Instruction: Report every line in the listing below where the string "this" shows up.
# # #
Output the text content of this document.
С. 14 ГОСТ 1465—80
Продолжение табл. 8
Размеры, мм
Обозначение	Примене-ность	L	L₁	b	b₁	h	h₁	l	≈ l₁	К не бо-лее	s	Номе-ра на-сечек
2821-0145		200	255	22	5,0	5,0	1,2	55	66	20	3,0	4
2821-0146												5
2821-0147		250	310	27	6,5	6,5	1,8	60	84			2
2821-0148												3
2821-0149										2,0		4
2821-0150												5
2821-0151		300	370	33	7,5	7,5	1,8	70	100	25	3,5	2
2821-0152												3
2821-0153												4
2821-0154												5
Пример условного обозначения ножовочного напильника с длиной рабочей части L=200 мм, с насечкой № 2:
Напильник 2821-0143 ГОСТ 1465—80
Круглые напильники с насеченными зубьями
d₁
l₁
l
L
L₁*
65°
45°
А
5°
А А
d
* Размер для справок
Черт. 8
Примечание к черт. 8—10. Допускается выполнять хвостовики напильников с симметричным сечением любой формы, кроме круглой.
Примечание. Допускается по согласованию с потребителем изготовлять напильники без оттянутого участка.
# # #
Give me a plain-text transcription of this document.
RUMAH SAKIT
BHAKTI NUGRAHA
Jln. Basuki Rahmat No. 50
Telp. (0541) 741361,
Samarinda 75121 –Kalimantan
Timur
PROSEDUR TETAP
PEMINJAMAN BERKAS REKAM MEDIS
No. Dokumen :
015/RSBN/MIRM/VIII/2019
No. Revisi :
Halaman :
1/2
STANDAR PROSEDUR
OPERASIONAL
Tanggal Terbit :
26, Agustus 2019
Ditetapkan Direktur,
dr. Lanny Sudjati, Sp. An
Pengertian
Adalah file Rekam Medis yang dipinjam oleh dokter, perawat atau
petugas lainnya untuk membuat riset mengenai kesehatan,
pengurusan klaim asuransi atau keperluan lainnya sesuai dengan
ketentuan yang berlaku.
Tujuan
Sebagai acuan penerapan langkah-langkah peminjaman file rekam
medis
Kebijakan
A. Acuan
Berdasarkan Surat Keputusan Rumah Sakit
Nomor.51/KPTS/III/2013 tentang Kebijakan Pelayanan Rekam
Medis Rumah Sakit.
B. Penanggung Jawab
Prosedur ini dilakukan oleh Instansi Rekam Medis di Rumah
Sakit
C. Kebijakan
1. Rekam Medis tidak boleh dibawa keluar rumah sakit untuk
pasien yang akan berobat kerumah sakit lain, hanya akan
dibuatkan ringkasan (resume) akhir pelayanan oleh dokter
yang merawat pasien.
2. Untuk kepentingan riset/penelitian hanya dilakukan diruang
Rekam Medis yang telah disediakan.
# # #
Worked solution:
Output the text content of this document.
Give me a plain-text transcription of this document.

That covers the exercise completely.